The exercise:
Copy each line in the data that includes the word "derived".

Records shown:

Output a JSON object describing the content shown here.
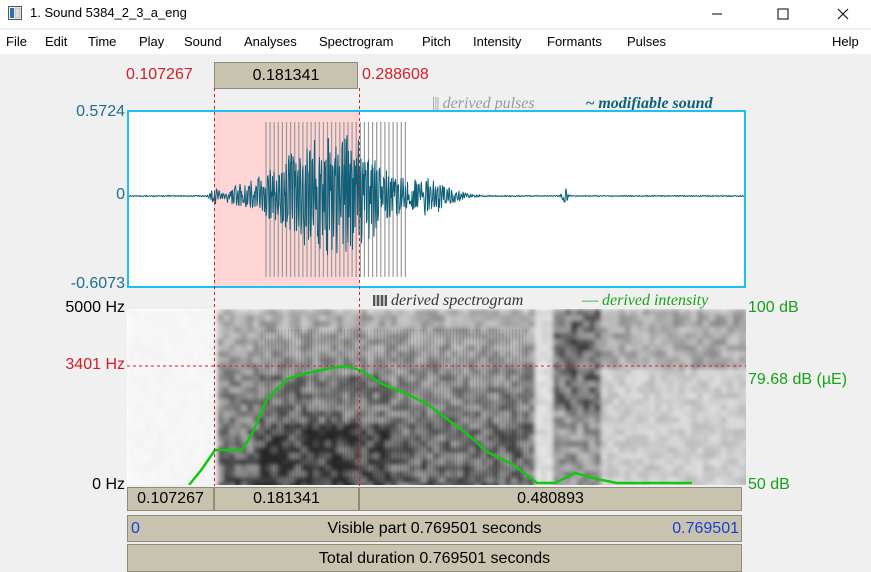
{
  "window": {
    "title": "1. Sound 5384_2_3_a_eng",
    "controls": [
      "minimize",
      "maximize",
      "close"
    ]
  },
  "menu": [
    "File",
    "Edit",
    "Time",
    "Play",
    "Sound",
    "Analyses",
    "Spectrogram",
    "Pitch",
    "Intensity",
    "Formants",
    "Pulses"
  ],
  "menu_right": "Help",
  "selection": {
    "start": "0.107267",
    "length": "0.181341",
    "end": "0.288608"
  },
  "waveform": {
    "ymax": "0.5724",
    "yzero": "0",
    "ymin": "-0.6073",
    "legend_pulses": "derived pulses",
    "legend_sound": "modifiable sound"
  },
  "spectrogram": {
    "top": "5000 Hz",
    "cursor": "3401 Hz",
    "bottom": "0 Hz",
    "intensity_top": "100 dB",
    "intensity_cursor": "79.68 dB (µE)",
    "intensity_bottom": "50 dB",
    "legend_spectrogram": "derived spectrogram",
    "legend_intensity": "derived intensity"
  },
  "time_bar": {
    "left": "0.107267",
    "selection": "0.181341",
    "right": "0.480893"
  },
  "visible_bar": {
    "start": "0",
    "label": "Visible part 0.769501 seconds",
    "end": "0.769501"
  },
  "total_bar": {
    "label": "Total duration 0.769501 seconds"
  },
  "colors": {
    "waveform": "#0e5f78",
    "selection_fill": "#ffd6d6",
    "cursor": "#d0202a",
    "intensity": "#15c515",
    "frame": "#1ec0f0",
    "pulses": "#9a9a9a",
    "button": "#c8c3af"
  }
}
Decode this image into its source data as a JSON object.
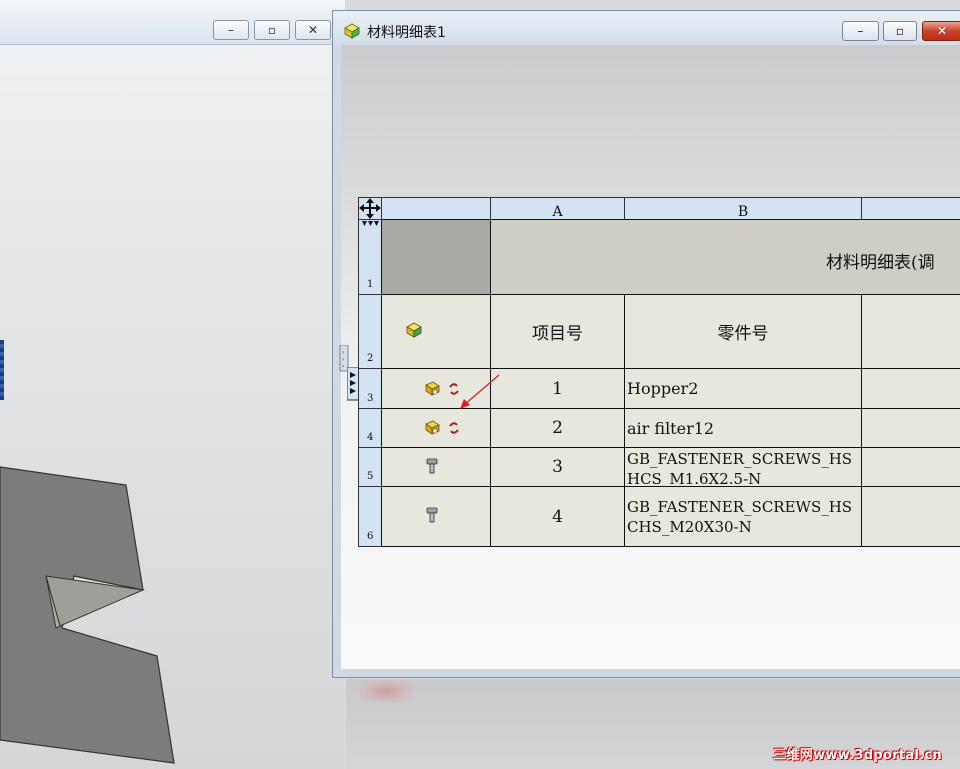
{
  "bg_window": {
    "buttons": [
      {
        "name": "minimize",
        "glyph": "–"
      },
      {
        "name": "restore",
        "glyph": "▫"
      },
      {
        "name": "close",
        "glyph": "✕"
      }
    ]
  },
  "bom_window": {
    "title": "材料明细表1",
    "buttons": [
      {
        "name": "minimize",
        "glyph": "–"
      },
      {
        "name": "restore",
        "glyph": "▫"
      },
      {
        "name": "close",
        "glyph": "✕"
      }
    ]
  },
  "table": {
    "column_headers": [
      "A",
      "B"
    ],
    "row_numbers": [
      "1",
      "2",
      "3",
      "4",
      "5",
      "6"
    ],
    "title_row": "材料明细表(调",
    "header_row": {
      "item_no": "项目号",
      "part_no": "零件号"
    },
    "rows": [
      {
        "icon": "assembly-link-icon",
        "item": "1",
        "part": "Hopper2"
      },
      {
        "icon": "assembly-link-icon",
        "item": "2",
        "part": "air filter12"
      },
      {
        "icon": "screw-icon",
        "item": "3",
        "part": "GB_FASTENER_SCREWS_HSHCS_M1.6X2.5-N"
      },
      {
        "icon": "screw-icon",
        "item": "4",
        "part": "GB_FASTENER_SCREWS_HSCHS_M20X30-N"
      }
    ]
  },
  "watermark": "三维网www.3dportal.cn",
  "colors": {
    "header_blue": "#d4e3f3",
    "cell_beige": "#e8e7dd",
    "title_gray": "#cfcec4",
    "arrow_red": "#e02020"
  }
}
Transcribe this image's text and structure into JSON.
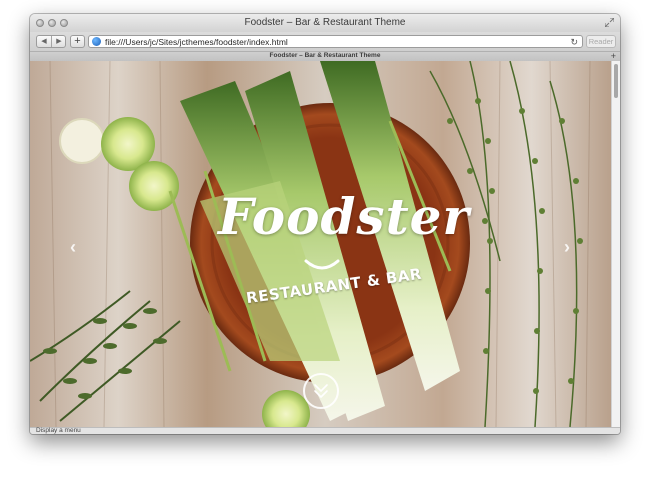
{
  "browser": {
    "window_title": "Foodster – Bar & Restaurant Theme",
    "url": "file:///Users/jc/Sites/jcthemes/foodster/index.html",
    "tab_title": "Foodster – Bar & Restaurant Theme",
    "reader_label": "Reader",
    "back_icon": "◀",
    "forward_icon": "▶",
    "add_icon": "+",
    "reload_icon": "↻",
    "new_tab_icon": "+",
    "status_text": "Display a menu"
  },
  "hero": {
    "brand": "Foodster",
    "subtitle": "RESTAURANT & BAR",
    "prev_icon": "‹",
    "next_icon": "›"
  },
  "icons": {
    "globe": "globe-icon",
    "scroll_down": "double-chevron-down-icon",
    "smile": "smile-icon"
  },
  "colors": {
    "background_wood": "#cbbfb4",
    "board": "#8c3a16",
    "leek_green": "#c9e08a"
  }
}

Reply to the exercise:
    "legend_pulses": "derived pulses",
    "legend_spectrogram": "derived spectrogram",
    "legend_intensity": "derived intensity"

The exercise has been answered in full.